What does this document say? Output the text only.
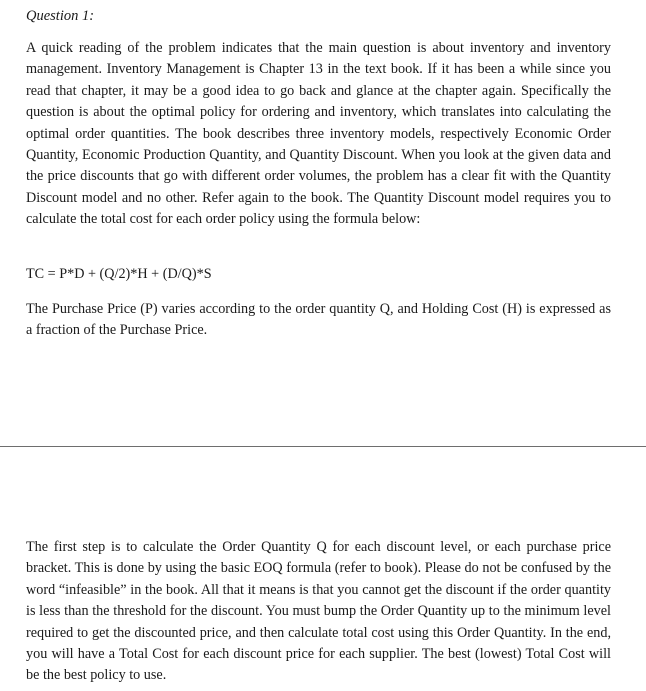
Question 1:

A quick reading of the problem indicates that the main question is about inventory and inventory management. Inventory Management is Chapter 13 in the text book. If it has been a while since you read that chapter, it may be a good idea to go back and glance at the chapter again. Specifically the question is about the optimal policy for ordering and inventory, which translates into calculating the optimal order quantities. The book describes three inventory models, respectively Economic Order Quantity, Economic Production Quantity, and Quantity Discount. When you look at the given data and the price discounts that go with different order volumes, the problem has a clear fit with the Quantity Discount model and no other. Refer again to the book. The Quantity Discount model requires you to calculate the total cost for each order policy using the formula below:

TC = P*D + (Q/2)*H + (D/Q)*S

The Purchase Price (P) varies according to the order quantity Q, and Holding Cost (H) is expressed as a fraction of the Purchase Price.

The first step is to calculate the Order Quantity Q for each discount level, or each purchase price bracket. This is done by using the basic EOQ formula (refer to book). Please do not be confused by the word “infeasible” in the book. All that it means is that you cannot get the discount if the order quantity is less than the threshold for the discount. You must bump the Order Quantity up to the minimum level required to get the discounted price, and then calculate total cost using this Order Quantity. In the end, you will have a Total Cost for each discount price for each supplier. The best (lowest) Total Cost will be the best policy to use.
────────
#### GOAL
Without the pictures, write out all of the material exactly.

#### EXERCISE OUTPUT
What does this document say? Output the text only.
Question 1:

A quick reading of the problem indicates that the main question is about inventory and inventory management. Inventory Management is Chapter 13 in the text book. If it has been a while since you read that chapter, it may be a good idea to go back and glance at the chapter again. Specifically the question is about the optimal policy for ordering and inventory, which translates into calculating the optimal order quantities. The book describes three inventory models, respectively Economic Order Quantity, Economic Production Quantity, and Quantity Discount. When you look at the given data and the price discounts that go with different order volumes, the problem has a clear fit with the Quantity Discount model and no other. Refer again to the book. The Quantity Discount model requires you to calculate the total cost for each order policy using the formula below:

TC = P*D + (Q/2)*H + (D/Q)*S

The Purchase Price (P) varies according to the order quantity Q, and Holding Cost (H) is expressed as a fraction of the Purchase Price.

The first step is to calculate the Order Quantity Q for each discount level, or each purchase price bracket. This is done by using the basic EOQ formula (refer to book). Please do not be confused by the word “infeasible” in the book. All that it means is that you cannot get the discount if the order quantity is less than the threshold for the discount. You must bump the Order Quantity up to the minimum level required to get the discounted price, and then calculate total cost using this Order Quantity. In the end, you will have a Total Cost for each discount price for each supplier. The best (lowest) Total Cost will be the best policy to use.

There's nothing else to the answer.